Material shown »

▬▬▬▬▬▬▬▬▬▬

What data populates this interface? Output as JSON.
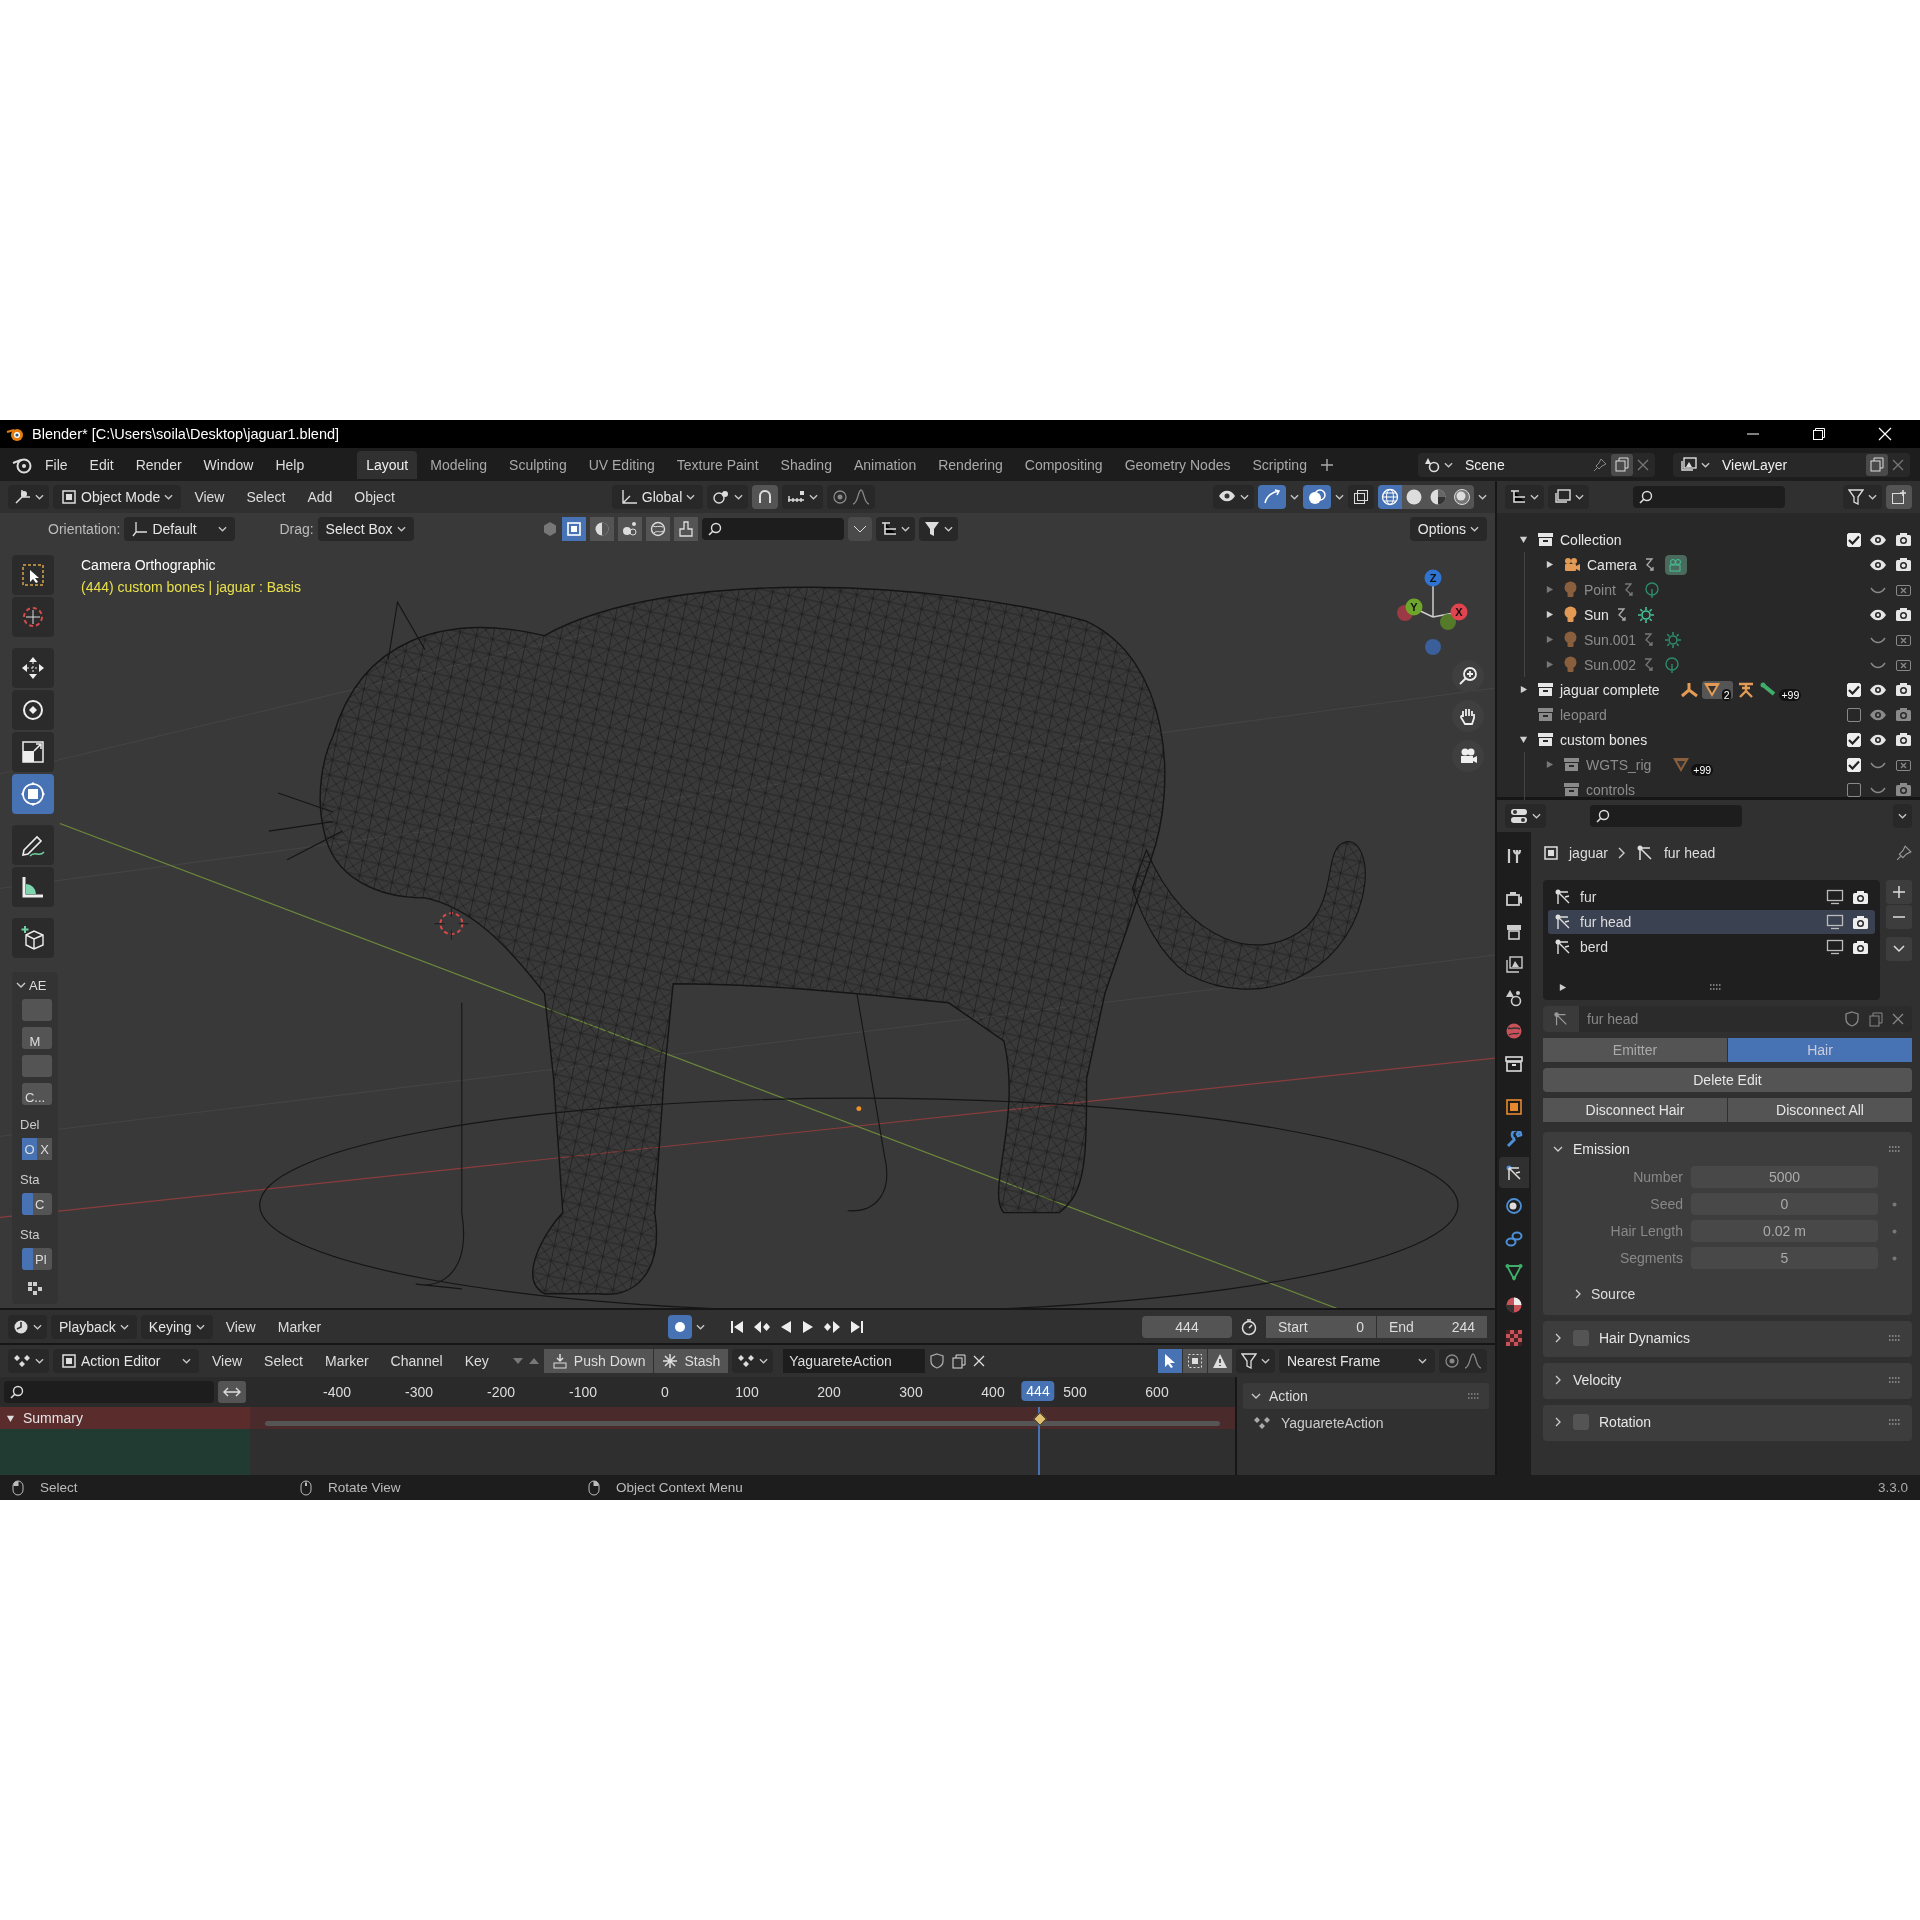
{
  "window": {
    "title": "Blender* [C:\\Users\\soila\\Desktop\\jaguar1.blend]"
  },
  "menu": [
    "File",
    "Edit",
    "Render",
    "Window",
    "Help"
  ],
  "workspaces": [
    {
      "label": "Layout",
      "selected": true
    },
    {
      "label": "Modeling",
      "selected": false
    },
    {
      "label": "Sculpting",
      "selected": false
    },
    {
      "label": "UV Editing",
      "selected": false
    },
    {
      "label": "Texture Paint",
      "selected": false
    },
    {
      "label": "Shading",
      "selected": false
    },
    {
      "label": "Animation",
      "selected": false
    },
    {
      "label": "Rendering",
      "selected": false
    },
    {
      "label": "Compositing",
      "selected": false
    },
    {
      "label": "Geometry Nodes",
      "selected": false
    },
    {
      "label": "Scripting",
      "selected": false
    }
  ],
  "scene": "Scene",
  "view_layer": "ViewLayer",
  "viewport": {
    "mode": "Object Mode",
    "menus": [
      "View",
      "Select",
      "Add",
      "Object"
    ],
    "orientation": "Global",
    "orientation_label": "Orientation:",
    "orientation_value": "Default",
    "drag_label": "Drag:",
    "drag_value": "Select Box",
    "options": "Options",
    "proportional": false,
    "camera_label": "Camera Orthographic",
    "info": "(444) custom bones | jaguar : Basis",
    "shading": [
      {
        "kind": "wireframe",
        "selected": true
      },
      {
        "kind": "solid",
        "selected": false
      },
      {
        "kind": "material",
        "selected": false
      },
      {
        "kind": "rendered",
        "selected": false
      }
    ],
    "axes": [
      {
        "label": "Z",
        "color": "#2f74d0"
      },
      {
        "label": "Y",
        "color": "#6ea62b"
      },
      {
        "label": "X",
        "color": "#e0444f"
      }
    ],
    "tools": [
      {
        "kind": "select_box",
        "selected": false
      },
      {
        "kind": "cursor",
        "selected": false
      },
      {
        "kind": "move",
        "selected": false
      },
      {
        "kind": "rotate",
        "selected": false
      },
      {
        "kind": "scale",
        "selected": false
      },
      {
        "kind": "transform",
        "selected": true
      },
      {
        "kind": "annotate",
        "selected": false
      },
      {
        "kind": "measure",
        "selected": false
      },
      {
        "kind": "add_cube",
        "selected": false
      }
    ],
    "side_panel": {
      "title": "AE",
      "rows": [
        {
          "kind": "blank"
        },
        {
          "kind": "button",
          "label": "M"
        },
        {
          "kind": "blank"
        },
        {
          "kind": "button",
          "label": "C..."
        },
        {
          "kind": "label",
          "label": "Del"
        },
        {
          "kind": "toggle",
          "options": [
            {
              "label": "O",
              "selected": true
            },
            {
              "label": "X",
              "selected": false
            }
          ]
        },
        {
          "kind": "label",
          "label": "Sta"
        },
        {
          "kind": "switch",
          "label": "C",
          "on": true
        },
        {
          "kind": "label",
          "label": "Sta"
        },
        {
          "kind": "switch",
          "label": "Pl",
          "on": true
        }
      ]
    }
  },
  "outliner": {
    "items": [
      {
        "name": "Collection",
        "kind": "collection",
        "expanded": true,
        "checked": true,
        "visible": true,
        "renderable": true,
        "disabled": false,
        "children": [
          {
            "name": "Camera",
            "kind": "camera",
            "data": {
              "kind": "camera"
            },
            "expanded": false,
            "visible": true,
            "renderable": true,
            "disabled": false
          },
          {
            "name": "Point",
            "kind": "light",
            "data": {
              "kind": "point"
            },
            "expanded": false,
            "visible": false,
            "renderable": false,
            "disabled": true
          },
          {
            "name": "Sun",
            "kind": "light",
            "data": {
              "kind": "sun"
            },
            "expanded": false,
            "visible": true,
            "renderable": true,
            "disabled": false
          },
          {
            "name": "Sun.001",
            "kind": "light",
            "data": {
              "kind": "sun"
            },
            "expanded": false,
            "visible": false,
            "renderable": false,
            "disabled": true
          },
          {
            "name": "Sun.002",
            "kind": "light",
            "data": {
              "kind": "point"
            },
            "expanded": false,
            "visible": false,
            "renderable": false,
            "disabled": true
          }
        ]
      },
      {
        "name": "jaguar complete",
        "kind": "collection",
        "expanded": false,
        "checked": true,
        "visible": true,
        "renderable": true,
        "disabled": false,
        "contents": [
          {
            "kind": "armature"
          },
          {
            "kind": "mesh",
            "count": "2"
          },
          {
            "kind": "pose"
          },
          {
            "kind": "bone",
            "count": "+99"
          }
        ]
      },
      {
        "name": "leopard",
        "kind": "collection",
        "checked": false,
        "visible": true,
        "renderable": true,
        "disabled": true
      },
      {
        "name": "custom bones",
        "kind": "collection",
        "expanded": true,
        "checked": true,
        "visible": true,
        "renderable": true,
        "disabled": false,
        "children": [
          {
            "name": "WGTS_rig",
            "kind": "collection",
            "expanded": false,
            "checked": true,
            "visible": false,
            "renderable": false,
            "disabled": true,
            "contents": [
              {
                "kind": "mesh",
                "count": "+99"
              }
            ]
          },
          {
            "name": "controls",
            "kind": "collection",
            "checked": false,
            "visible": false,
            "renderable": true,
            "disabled": true
          }
        ]
      }
    ]
  },
  "properties": {
    "tabs": [
      {
        "kind": "tool",
        "selected": false
      },
      {
        "kind": "render",
        "selected": false
      },
      {
        "kind": "output",
        "selected": false
      },
      {
        "kind": "view_layer",
        "selected": false
      },
      {
        "kind": "scene",
        "selected": false
      },
      {
        "kind": "world",
        "selected": false
      },
      {
        "kind": "collection",
        "selected": false
      },
      {
        "kind": "object",
        "selected": false
      },
      {
        "kind": "modifiers",
        "selected": false
      },
      {
        "kind": "particles",
        "selected": true
      },
      {
        "kind": "physics",
        "selected": false
      },
      {
        "kind": "constraints",
        "selected": false
      },
      {
        "kind": "data",
        "selected": false
      },
      {
        "kind": "material",
        "selected": false
      },
      {
        "kind": "texture",
        "selected": false
      }
    ],
    "breadcrumb": [
      "jaguar",
      "fur head"
    ],
    "systems": [
      {
        "name": "fur",
        "selected": false
      },
      {
        "name": "fur head",
        "selected": true
      },
      {
        "name": "berd",
        "selected": false
      }
    ],
    "datablock": "fur head",
    "type_tabs": [
      {
        "label": "Emitter",
        "selected": false
      },
      {
        "label": "Hair",
        "selected": true
      }
    ],
    "delete_edit": "Delete Edit",
    "disconnect": [
      "Disconnect Hair",
      "Disconnect All"
    ],
    "emission": {
      "title": "Emission",
      "expanded": true,
      "fields": [
        {
          "label": "Number",
          "value": "5000"
        },
        {
          "label": "Seed",
          "value": "0"
        },
        {
          "label": "Hair Length",
          "value": "0.02 m"
        },
        {
          "label": "Segments",
          "value": "5"
        }
      ],
      "subpanel": "Source"
    },
    "panels": [
      {
        "title": "Hair Dynamics",
        "checked": false
      },
      {
        "title": "Velocity"
      },
      {
        "title": "Rotation",
        "checked": false
      }
    ]
  },
  "timeline": {
    "menus": [
      "Playback",
      "Keying",
      "View",
      "Marker"
    ],
    "current_frame": "444",
    "start_label": "Start",
    "start": "0",
    "end_label": "End",
    "end": "244"
  },
  "action_editor": {
    "mode": "Action Editor",
    "menus": [
      "View",
      "Select",
      "Marker",
      "Channel",
      "Key"
    ],
    "push_down": "Push Down",
    "stash": "Stash",
    "action": "YaguareteAction",
    "snapping": "Nearest Frame",
    "proportional": false,
    "ticks": [
      "-400",
      "-300",
      "-200",
      "-100",
      "0",
      "100",
      "200",
      "300",
      "400",
      "500",
      "600"
    ],
    "playhead": {
      "label": "444",
      "level": 0.8
    },
    "channels": [
      "Summary"
    ],
    "sidebar_panel": "Action",
    "sidebar_action": "YaguareteAction"
  },
  "status_bar": {
    "hints": [
      "Select",
      "Rotate View",
      "Object Context Menu"
    ],
    "version": "3.3.0"
  }
}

▬▬▬▬▬▬▬▬▬▬

Set task » Which lines above contain the word "YaguareteAction"? Copy each of them.

Task output »
    "action": "YaguareteAction",
    "sidebar_action": "YaguareteAction"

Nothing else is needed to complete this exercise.